## What is being asked
Working from the entries that follow, transcribe exactly and only the lines from the one with "What data populates" through the last, pictures excluded.

## Source material
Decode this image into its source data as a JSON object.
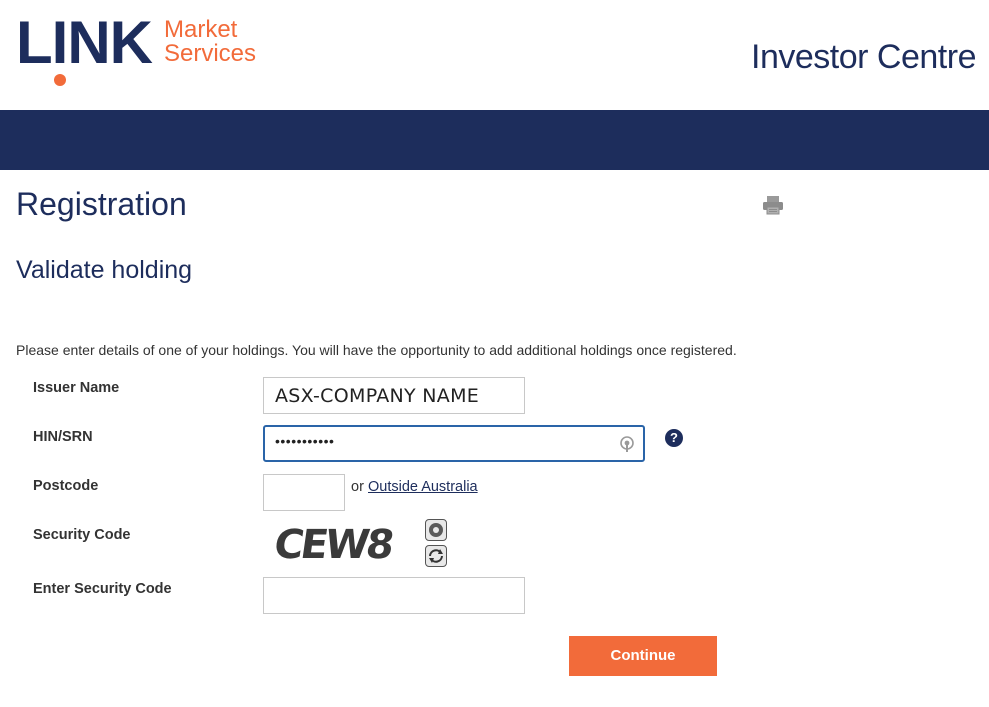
{
  "header": {
    "logo_main": "LINK",
    "logo_sub_line1": "Market",
    "logo_sub_line2": "Services",
    "site_title": "Investor Centre"
  },
  "page": {
    "title": "Registration",
    "section_title": "Validate holding",
    "intro": "Please enter details of one of your holdings. You will have the opportunity to add additional holdings once registered."
  },
  "form": {
    "issuer_label": "Issuer Name",
    "issuer_value": "ASX-COMPANY NAME",
    "hin_label": "HIN/SRN",
    "hin_value": "•••••••••••",
    "help_glyph": "?",
    "postcode_label": "Postcode",
    "postcode_value": "",
    "or_text": "or",
    "outside_link": "Outside Australia",
    "security_label": "Security Code",
    "captcha_text": "CEW8",
    "enter_security_label": "Enter Security Code",
    "enter_security_value": "",
    "continue_label": "Continue"
  },
  "colors": {
    "brand_navy": "#1d2d5c",
    "brand_orange": "#f26b3a",
    "focus_blue": "#2a64a8"
  },
  "icons": {
    "print": "printer-icon",
    "password_reveal": "key-icon",
    "help": "question-mark-icon",
    "audio": "speaker-icon",
    "refresh": "refresh-icon"
  }
}
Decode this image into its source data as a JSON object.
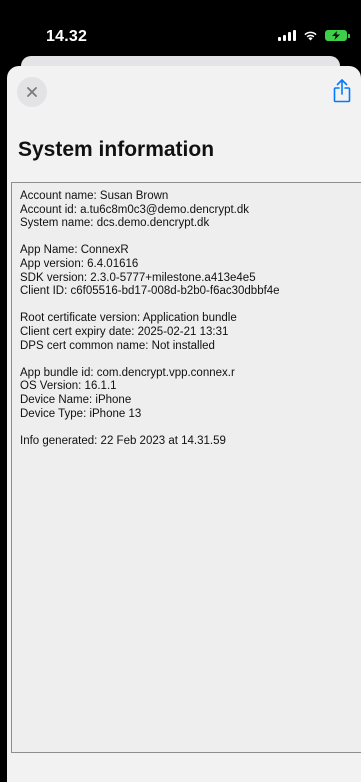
{
  "status_bar": {
    "time": "14.32"
  },
  "icons": {
    "close": "close-icon",
    "share": "share-icon",
    "signal": "cellular-signal-icon",
    "wifi": "wifi-icon",
    "battery": "battery-charging-icon"
  },
  "colors": {
    "battery": "#3ecf4a",
    "share_icon": "#007aff",
    "sheet_background": "#f2f2f2"
  },
  "page": {
    "title": "System information"
  },
  "info": {
    "account": [
      "Account name: Susan Brown",
      "Account id: a.tu6c8m0c3@demo.dencrypt.dk",
      "System name: dcs.demo.dencrypt.dk"
    ],
    "app": [
      "App Name: ConnexR",
      "App version: 6.4.01616",
      "SDK version: 2.3.0-5777+milestone.a413e4e5",
      "Client ID: c6f05516-bd17-008d-b2b0-f6ac30dbbf4e"
    ],
    "certificates": [
      "Root certificate version: Application bundle",
      "Client cert expiry date: 2025-02-21 13:31",
      "DPS cert common name: Not installed"
    ],
    "device": [
      "App bundle id: com.dencrypt.vpp.connex.r",
      "OS Version: 16.1.1",
      "Device Name: iPhone",
      "Device Type: iPhone 13"
    ],
    "generated": [
      "Info generated: 22 Feb 2023 at 14.31.59"
    ]
  }
}
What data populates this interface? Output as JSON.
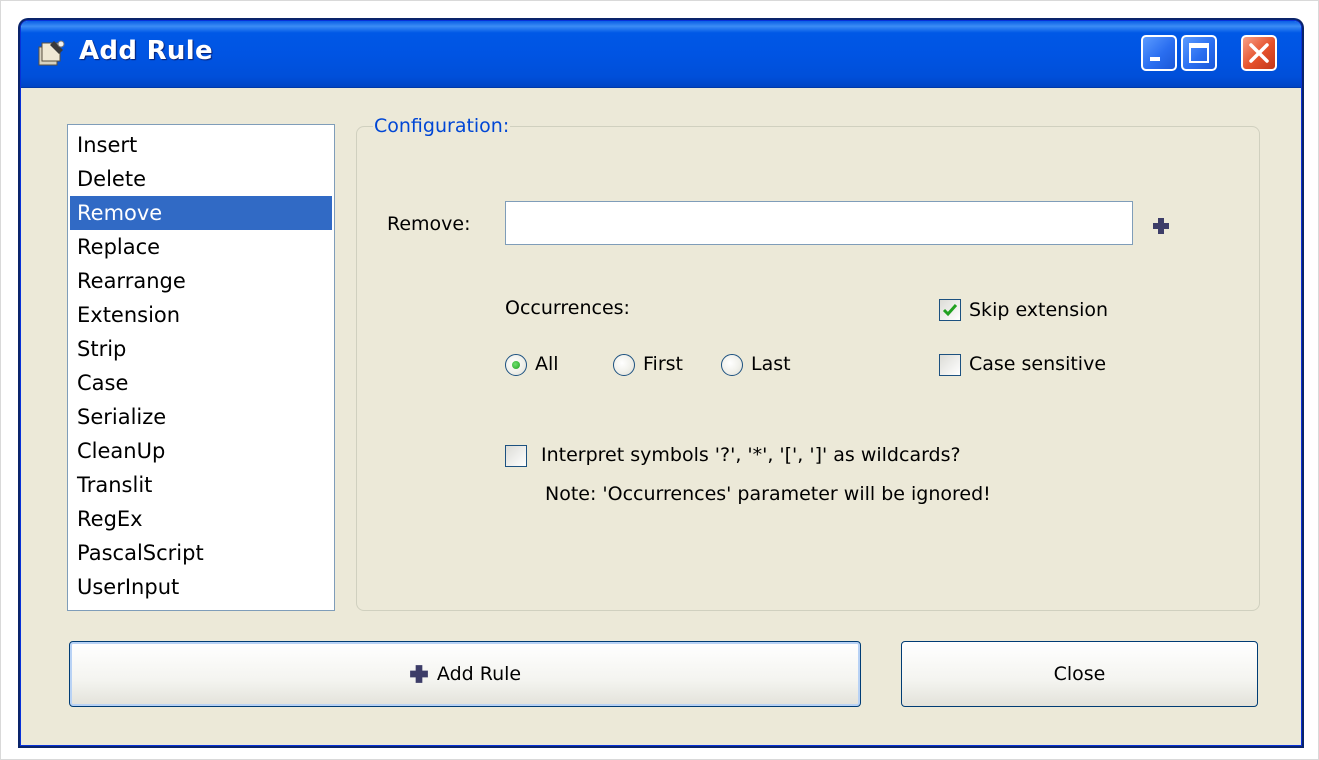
{
  "window": {
    "title": "Add Rule",
    "title_icon": "rule-wizard-icon",
    "controls": [
      "minimize-icon",
      "maximize-icon",
      "close-icon"
    ]
  },
  "rule_list": {
    "items": [
      "Insert",
      "Delete",
      "Remove",
      "Replace",
      "Rearrange",
      "Extension",
      "Strip",
      "Case",
      "Serialize",
      "CleanUp",
      "Translit",
      "RegEx",
      "PascalScript",
      "UserInput"
    ],
    "selected": "Remove"
  },
  "config": {
    "legend": "Configuration:",
    "remove_label": "Remove:",
    "remove_value": "",
    "add_icon": "plus-icon",
    "occurrences_label": "Occurrences:",
    "occurrences": {
      "all": "All",
      "first": "First",
      "last": "Last",
      "selected": "All"
    },
    "skip_extension": {
      "label": "Skip extension",
      "checked": true
    },
    "case_sensitive": {
      "label": "Case sensitive",
      "checked": false
    },
    "wildcards": {
      "label": "Interpret symbols '?', '*', '[', ']' as wildcards?",
      "checked": false
    },
    "note": "Note: 'Occurrences' parameter will be ignored!"
  },
  "buttons": {
    "add_rule": "Add Rule",
    "add_rule_icon": "plus-icon",
    "close": "Close"
  },
  "colors": {
    "titlebar": "#0054e3",
    "selection": "#316ac5",
    "legend_text": "#0046d5",
    "window_bg": "#ece9d8",
    "plus_icon": "#3d3d68"
  }
}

## Response
What data populates this interface? Output as JSON.
{
  "window": {
    "title": "Add Rule",
    "title_icon": "rule-wizard-icon",
    "controls": [
      "minimize-icon",
      "maximize-icon",
      "close-icon"
    ]
  },
  "rule_list": {
    "items": [
      "Insert",
      "Delete",
      "Remove",
      "Replace",
      "Rearrange",
      "Extension",
      "Strip",
      "Case",
      "Serialize",
      "CleanUp",
      "Translit",
      "RegEx",
      "PascalScript",
      "UserInput"
    ],
    "selected": "Remove"
  },
  "config": {
    "legend": "Configuration:",
    "remove_label": "Remove:",
    "remove_value": "",
    "add_icon": "plus-icon",
    "occurrences_label": "Occurrences:",
    "occurrences": {
      "all": "All",
      "first": "First",
      "last": "Last",
      "selected": "All"
    },
    "skip_extension": {
      "label": "Skip extension",
      "checked": true
    },
    "case_sensitive": {
      "label": "Case sensitive",
      "checked": false
    },
    "wildcards": {
      "label": "Interpret symbols '?', '*', '[', ']' as wildcards?",
      "checked": false
    },
    "note": "Note: 'Occurrences' parameter will be ignored!"
  },
  "buttons": {
    "add_rule": "Add Rule",
    "add_rule_icon": "plus-icon",
    "close": "Close"
  },
  "colors": {
    "titlebar": "#0054e3",
    "selection": "#316ac5",
    "legend_text": "#0046d5",
    "window_bg": "#ece9d8",
    "plus_icon": "#3d3d68"
  }
}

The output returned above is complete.